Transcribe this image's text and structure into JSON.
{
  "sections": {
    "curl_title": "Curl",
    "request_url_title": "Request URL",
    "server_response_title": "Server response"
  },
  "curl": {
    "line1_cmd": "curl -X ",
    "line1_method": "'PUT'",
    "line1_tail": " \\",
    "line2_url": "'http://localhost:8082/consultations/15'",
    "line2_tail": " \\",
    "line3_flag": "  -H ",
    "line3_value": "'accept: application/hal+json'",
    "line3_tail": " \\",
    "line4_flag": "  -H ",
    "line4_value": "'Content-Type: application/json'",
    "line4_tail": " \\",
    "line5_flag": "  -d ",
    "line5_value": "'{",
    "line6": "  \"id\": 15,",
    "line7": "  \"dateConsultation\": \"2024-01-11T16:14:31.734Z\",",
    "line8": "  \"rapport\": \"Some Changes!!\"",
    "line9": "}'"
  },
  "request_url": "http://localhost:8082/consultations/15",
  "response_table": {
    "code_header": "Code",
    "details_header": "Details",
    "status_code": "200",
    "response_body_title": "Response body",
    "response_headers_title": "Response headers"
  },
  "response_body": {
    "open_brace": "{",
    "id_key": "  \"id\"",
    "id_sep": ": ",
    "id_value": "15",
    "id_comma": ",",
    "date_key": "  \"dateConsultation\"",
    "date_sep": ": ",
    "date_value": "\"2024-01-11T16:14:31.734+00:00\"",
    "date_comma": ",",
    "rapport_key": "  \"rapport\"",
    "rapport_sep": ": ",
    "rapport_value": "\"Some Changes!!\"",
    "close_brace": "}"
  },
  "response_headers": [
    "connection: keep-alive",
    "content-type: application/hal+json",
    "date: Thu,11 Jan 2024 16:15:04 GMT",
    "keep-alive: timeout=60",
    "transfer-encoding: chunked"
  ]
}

**WHAT IS ASKED:** Copy out every line from the records that has the word "dateConsultation".

**SOLUTION TO THIS TASK:**
    "line7": "  \"dateConsultation\": \"2024-01-11T16:14:31.734Z\",",
    "date_key": "  \"dateConsultation\"",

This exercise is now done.